======== TASK MATERIAL

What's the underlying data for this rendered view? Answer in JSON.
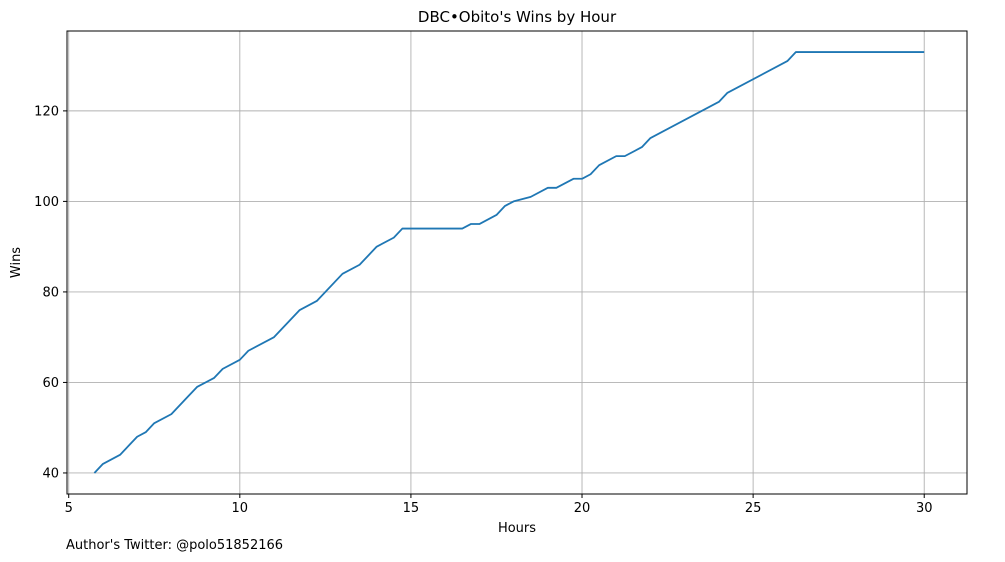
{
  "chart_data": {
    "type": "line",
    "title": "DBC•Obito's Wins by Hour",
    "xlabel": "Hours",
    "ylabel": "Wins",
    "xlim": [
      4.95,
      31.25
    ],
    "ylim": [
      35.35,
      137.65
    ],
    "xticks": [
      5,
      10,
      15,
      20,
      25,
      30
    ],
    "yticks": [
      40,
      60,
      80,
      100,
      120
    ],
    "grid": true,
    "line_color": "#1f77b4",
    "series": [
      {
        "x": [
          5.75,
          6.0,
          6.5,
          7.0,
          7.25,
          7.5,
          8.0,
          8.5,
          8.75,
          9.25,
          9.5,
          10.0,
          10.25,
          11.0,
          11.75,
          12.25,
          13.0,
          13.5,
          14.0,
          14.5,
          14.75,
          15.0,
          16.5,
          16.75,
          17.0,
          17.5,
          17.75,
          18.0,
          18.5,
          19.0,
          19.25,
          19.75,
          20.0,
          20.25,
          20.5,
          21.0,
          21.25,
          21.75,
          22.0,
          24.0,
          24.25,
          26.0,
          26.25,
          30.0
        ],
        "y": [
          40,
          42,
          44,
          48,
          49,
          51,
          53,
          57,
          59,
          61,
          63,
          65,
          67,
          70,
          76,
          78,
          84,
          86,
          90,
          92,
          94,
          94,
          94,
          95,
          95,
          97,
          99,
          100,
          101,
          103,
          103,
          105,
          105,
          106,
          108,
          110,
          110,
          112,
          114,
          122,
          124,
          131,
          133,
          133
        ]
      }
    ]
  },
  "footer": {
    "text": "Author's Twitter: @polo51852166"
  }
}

================
======== TASK MATERIAL

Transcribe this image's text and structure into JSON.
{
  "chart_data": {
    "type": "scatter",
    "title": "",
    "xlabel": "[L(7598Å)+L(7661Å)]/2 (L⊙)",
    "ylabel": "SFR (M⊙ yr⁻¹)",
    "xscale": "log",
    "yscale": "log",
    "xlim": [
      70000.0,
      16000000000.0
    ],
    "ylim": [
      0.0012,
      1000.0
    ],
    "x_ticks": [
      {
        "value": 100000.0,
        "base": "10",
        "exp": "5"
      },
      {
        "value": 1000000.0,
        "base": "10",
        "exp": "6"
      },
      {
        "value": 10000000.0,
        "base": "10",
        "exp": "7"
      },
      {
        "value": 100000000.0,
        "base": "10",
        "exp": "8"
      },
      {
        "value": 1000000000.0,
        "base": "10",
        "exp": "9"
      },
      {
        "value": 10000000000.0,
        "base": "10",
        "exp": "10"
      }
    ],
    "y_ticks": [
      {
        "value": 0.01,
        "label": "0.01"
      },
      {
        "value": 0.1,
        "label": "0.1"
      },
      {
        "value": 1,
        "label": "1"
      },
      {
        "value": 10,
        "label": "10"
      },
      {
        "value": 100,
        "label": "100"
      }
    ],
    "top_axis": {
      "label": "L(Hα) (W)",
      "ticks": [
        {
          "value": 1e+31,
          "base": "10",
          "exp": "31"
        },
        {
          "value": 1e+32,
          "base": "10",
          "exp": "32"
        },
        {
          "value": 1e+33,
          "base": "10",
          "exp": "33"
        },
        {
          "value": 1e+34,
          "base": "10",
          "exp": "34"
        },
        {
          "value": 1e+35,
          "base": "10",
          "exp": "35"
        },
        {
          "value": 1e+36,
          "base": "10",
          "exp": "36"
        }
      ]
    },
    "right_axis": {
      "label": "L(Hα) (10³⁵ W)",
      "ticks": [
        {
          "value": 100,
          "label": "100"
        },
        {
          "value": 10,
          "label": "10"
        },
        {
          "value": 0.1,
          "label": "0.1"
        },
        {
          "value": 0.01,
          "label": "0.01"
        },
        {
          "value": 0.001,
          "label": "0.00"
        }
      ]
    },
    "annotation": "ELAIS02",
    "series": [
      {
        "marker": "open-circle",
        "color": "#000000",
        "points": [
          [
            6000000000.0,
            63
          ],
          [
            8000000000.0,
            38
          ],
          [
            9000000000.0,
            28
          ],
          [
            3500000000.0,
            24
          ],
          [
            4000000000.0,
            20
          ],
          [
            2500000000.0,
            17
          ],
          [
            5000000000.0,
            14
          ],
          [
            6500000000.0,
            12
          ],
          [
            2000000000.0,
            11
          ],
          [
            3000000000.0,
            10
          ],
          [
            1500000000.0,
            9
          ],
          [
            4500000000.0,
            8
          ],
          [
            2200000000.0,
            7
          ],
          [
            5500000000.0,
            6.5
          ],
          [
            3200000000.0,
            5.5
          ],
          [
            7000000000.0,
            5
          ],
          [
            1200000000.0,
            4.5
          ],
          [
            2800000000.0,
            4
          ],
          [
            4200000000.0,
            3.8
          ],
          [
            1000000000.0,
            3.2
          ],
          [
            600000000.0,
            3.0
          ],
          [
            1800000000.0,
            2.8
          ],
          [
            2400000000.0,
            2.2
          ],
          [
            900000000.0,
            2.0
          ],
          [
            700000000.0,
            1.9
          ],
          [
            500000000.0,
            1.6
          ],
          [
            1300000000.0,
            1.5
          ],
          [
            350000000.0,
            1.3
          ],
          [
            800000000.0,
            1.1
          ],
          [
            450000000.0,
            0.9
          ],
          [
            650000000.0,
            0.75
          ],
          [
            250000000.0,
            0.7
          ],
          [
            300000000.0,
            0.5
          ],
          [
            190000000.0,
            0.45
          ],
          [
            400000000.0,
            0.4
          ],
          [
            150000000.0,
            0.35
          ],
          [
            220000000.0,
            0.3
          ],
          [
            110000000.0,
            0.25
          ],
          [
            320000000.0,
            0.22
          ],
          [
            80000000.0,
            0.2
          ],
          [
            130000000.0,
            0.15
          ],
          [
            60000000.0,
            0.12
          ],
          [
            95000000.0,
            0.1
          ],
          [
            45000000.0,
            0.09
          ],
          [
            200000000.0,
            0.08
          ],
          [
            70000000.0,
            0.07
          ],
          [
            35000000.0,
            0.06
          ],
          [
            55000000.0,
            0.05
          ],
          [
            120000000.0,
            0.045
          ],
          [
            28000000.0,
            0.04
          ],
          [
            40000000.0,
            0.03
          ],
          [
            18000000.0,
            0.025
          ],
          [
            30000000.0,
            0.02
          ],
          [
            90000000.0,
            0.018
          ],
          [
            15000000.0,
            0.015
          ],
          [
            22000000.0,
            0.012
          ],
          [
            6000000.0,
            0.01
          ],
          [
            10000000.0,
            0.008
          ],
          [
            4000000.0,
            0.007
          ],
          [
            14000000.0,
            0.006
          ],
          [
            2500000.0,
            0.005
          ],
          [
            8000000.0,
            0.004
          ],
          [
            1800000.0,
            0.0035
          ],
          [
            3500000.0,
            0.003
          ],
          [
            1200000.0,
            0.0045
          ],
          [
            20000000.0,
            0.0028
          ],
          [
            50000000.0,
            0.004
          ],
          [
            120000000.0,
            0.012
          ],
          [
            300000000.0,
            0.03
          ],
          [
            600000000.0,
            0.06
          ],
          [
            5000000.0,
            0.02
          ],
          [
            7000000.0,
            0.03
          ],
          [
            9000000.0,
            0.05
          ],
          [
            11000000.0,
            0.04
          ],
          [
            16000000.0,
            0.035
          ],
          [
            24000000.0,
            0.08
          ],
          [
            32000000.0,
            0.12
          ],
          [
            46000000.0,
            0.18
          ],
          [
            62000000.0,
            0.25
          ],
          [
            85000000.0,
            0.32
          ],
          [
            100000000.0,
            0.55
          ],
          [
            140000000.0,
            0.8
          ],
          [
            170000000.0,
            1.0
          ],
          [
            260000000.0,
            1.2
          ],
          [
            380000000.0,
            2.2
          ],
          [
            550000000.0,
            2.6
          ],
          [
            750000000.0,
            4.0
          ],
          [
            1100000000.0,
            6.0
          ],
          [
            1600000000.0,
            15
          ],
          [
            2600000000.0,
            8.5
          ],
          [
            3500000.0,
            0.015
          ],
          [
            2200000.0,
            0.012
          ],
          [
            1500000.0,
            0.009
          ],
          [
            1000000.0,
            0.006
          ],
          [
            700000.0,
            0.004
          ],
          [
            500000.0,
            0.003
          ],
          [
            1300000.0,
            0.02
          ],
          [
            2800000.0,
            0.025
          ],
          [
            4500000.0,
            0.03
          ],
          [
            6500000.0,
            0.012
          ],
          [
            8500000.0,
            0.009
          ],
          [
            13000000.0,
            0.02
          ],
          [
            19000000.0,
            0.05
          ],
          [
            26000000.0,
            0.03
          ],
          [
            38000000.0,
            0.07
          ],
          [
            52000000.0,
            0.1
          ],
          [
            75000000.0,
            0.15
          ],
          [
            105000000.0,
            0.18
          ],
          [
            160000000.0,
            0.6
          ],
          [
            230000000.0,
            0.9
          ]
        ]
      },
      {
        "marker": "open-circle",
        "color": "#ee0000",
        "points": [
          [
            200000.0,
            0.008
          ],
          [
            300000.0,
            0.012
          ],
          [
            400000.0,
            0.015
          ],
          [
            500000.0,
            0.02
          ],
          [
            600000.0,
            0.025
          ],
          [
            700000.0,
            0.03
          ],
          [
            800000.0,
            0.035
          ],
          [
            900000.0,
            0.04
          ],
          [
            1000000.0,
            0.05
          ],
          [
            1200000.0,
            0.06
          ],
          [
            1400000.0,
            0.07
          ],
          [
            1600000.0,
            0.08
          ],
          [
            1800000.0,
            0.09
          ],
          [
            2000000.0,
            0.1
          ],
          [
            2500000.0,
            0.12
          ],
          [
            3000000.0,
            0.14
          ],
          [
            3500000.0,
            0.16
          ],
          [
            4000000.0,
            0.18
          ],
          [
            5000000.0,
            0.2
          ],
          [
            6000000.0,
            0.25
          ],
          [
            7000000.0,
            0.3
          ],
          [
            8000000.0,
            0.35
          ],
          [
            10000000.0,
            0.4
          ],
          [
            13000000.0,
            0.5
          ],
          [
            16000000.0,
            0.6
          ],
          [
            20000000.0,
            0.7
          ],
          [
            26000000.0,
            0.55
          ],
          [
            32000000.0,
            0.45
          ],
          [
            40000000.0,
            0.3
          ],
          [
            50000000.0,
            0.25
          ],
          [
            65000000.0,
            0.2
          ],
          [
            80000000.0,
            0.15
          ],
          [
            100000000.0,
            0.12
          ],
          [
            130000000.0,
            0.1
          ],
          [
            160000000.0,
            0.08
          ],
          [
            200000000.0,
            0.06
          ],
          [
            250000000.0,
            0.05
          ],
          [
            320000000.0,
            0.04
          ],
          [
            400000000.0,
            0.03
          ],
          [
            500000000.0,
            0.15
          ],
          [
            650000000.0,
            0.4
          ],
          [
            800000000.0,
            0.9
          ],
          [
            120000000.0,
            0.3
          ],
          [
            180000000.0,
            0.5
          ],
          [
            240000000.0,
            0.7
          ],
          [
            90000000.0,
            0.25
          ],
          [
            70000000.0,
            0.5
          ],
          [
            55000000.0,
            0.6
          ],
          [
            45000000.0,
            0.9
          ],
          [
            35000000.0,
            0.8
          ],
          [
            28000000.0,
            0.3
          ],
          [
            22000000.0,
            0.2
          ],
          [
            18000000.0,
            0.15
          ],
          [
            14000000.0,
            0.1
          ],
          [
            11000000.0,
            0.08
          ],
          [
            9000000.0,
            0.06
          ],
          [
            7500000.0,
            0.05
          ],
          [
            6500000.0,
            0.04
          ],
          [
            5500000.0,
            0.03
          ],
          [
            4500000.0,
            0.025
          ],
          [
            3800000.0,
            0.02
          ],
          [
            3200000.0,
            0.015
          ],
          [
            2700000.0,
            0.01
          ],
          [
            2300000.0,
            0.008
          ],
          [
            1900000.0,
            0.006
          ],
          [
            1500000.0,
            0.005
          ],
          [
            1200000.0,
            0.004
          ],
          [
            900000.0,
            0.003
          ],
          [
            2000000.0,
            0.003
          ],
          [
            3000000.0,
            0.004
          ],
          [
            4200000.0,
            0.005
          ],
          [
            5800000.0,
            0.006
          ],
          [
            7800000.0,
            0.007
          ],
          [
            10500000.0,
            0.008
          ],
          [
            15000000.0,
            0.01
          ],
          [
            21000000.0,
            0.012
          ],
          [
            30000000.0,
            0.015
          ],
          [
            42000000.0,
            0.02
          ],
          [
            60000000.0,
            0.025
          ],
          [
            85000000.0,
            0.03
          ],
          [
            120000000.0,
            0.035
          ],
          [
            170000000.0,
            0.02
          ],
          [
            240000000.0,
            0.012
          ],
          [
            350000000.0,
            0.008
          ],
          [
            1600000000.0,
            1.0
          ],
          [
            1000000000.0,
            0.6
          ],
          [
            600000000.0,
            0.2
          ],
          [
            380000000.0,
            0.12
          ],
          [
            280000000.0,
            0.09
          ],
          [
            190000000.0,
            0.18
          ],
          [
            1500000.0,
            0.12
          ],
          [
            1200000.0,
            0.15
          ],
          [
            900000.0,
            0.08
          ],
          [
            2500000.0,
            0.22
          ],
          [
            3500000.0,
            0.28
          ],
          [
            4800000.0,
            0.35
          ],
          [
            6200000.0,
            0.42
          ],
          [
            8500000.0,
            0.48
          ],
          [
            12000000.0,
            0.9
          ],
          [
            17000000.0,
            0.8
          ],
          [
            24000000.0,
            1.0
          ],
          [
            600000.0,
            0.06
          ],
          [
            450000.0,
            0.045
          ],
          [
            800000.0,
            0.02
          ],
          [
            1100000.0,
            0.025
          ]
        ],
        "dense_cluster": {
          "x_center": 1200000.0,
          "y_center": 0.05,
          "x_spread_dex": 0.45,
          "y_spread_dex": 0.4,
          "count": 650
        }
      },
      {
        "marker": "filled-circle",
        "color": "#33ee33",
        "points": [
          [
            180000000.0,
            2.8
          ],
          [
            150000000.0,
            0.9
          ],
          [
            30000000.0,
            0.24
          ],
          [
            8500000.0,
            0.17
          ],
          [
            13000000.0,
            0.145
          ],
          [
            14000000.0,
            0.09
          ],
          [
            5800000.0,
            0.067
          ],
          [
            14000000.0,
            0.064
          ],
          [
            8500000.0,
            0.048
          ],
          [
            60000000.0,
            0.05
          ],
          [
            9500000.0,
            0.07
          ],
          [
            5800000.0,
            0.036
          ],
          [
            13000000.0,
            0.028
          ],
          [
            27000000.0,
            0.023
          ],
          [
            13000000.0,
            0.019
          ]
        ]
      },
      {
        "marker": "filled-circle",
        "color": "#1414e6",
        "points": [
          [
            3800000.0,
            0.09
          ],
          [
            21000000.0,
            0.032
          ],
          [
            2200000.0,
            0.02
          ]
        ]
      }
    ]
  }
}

================

= GOAL =
Check each line above for the word "this", and copy the lines where it appears.

= FINAL ANSWER =
What's the underlying data for this rendered view? Answer in JSON.
Transcribe this image's text and structure into JSON.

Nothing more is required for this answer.